== AIM OF THE TASK ==
In the data below, locate each line with the word "Environment" and list it.

-- MATERIAL TO PROCESS start --

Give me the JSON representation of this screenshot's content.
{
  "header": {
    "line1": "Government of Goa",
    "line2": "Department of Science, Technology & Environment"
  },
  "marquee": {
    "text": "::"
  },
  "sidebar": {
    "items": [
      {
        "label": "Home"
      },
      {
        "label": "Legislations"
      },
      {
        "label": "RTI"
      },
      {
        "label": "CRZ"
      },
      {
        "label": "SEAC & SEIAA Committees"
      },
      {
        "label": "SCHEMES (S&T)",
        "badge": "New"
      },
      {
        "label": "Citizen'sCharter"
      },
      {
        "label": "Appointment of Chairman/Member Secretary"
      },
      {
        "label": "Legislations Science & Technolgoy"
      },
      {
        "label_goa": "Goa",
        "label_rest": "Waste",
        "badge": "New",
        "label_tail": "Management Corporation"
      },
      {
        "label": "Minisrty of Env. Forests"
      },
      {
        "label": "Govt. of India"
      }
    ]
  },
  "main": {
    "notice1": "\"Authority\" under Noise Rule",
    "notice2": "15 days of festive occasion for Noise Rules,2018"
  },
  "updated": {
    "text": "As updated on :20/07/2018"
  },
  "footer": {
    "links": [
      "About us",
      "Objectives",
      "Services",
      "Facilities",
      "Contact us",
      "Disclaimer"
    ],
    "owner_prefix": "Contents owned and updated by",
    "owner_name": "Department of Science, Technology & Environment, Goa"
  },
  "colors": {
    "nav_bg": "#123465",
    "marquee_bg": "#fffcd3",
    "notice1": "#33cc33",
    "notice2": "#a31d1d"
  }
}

-- MATERIAL TO PROCESS end --

== EXERCISE OUTPUT ==
    "line2": "Department of Science, Technology & Environment"
    "owner_name": "Department of Science, Technology & Environment, Goa"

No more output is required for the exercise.